* _GOAL OF THE EXERCISE_:
Count every line in the following entries where the word "wheel" appears. Give the count alone.
=== TASK DATA ===
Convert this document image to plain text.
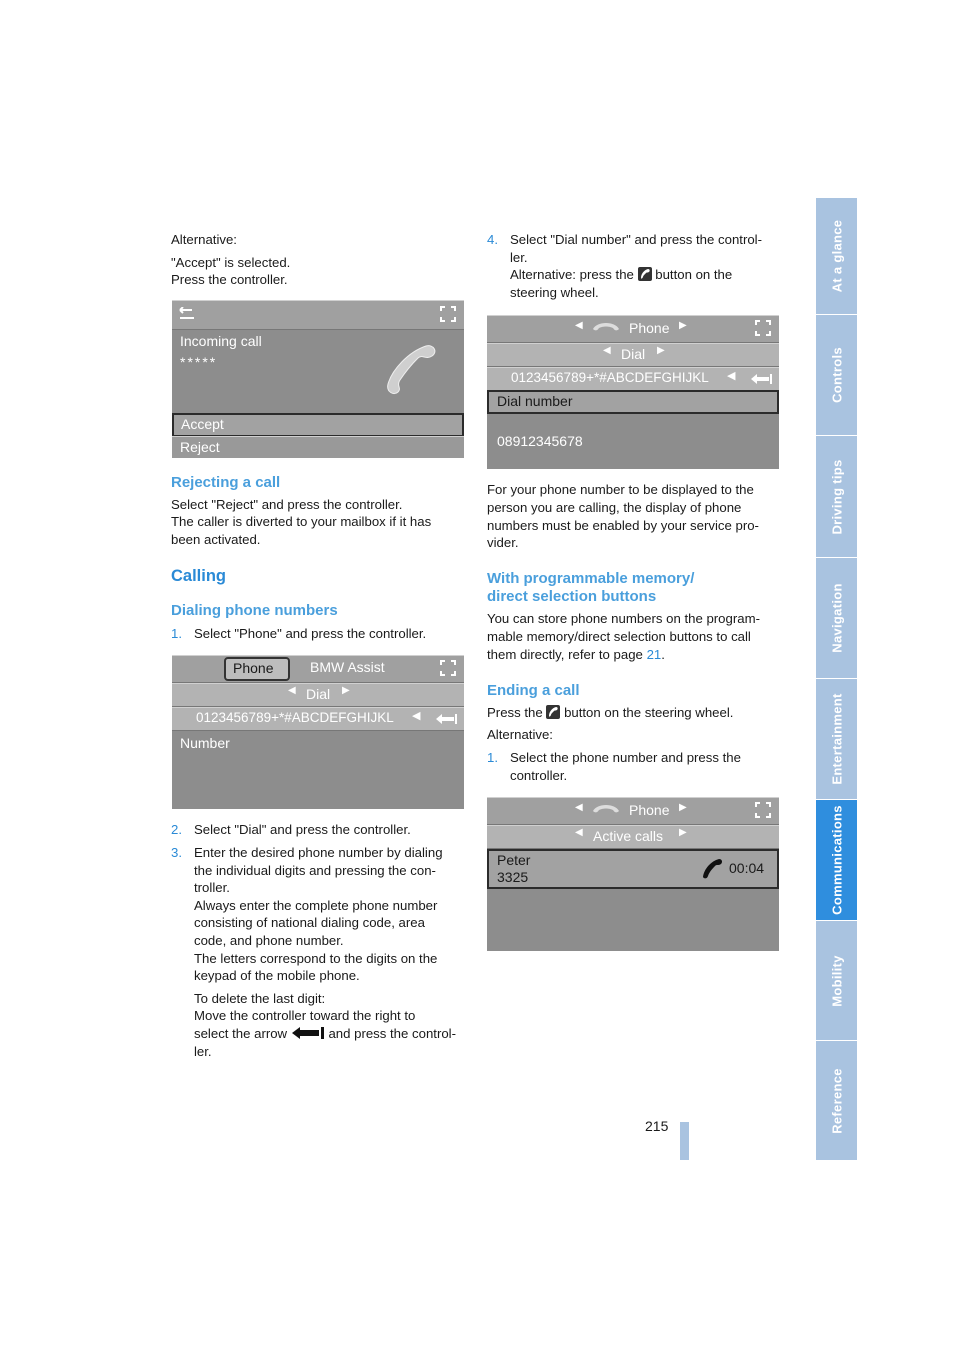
At a glance
Controls
Driving tips
Navigation
Entertainment
Communications
Mobility
Reference
215
Alternative:
"Accept" is selected.
Press the controller.
Incoming call
*****
Accept
Reject
Rejecting a call
Select "Reject" and press the controller.
The caller is diverted to your mailbox if it has
been activated.
Calling
Dialing phone numbers
1. Select "Phone" and press the controller.
Phone	BMW Assist
◀ Dial ▶
0123456789+*#ABCDEFGHIJKL ◀
Number
2. Select "Dial" and press the controller.
3. Enter the desired phone number by dialing
the individual digits and pressing the con-
troller.
Always enter the complete phone number
consisting of national dialing code, area
code, and phone number.
The letters correspond to the digits on the
keypad of the mobile phone.
To delete the last digit:
Move the controller toward the right to
select the arrow	and press the control-
ler.
4. Select "Dial number" and press the control-
ler.
Alternative: press the button on the
steering wheel.
◀	Phone ▶
◀ Dial ▶
0123456789+*#ABCDEFGHIJKL ◀
Dial number
08912345678
For your phone number to be displayed to the
person you are calling, the display of phone
numbers must be enabled by your service pro-
vider.
With programmable memory/
direct selection buttons
You can store phone numbers on the program-
mable memory/direct selection buttons to call
them directly, refer to page 21.
Ending a call
Press the button on the steering wheel.
Alternative:
1. Select the phone number and press the
controller.
◀	Phone ▶
◀ Active calls ▶
Peter
3325
00:04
===
* _OUTPUT OF THE EXERCISE_:
2